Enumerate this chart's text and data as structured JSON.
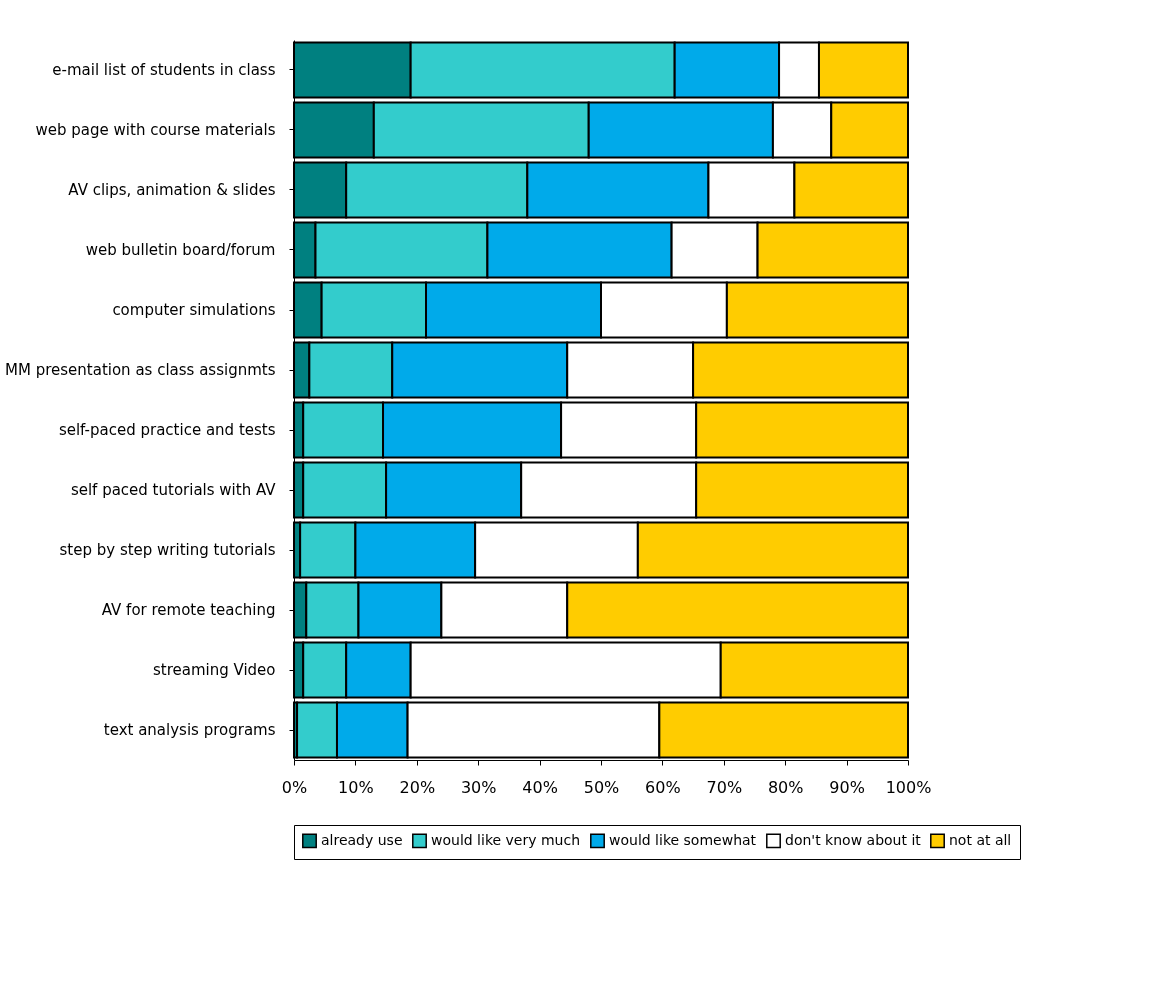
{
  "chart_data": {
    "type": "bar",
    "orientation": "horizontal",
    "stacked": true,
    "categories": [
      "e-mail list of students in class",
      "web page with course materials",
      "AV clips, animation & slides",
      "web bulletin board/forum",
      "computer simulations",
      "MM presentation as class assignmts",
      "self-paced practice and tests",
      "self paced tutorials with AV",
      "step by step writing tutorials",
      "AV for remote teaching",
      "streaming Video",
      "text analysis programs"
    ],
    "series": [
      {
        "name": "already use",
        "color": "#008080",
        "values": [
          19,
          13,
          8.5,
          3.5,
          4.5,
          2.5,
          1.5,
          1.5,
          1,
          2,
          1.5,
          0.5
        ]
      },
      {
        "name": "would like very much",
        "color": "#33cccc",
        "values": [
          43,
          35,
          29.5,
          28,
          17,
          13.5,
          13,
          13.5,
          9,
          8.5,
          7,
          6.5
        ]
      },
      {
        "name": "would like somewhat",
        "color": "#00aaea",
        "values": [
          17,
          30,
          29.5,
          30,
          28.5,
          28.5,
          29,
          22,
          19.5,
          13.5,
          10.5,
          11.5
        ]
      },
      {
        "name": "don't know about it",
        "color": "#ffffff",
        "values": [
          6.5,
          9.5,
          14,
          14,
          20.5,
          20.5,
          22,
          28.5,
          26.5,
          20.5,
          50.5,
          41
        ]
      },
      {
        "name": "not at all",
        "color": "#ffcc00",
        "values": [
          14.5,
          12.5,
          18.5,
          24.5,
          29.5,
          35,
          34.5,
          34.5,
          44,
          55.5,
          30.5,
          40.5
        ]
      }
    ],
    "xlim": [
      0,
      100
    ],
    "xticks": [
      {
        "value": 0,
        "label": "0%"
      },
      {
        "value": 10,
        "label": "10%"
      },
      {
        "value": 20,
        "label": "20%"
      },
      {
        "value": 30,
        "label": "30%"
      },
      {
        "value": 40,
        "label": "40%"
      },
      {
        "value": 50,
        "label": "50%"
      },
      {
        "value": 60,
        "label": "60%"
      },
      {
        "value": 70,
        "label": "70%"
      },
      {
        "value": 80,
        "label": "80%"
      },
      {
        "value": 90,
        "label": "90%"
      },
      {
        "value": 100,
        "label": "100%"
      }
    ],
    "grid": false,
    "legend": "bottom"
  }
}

## [Written exercise]
Look through the entries and find each line that has the string "would". Copy those lines.

## [Worked answer]
        "name": "would like very much",
        "name": "would like somewhat",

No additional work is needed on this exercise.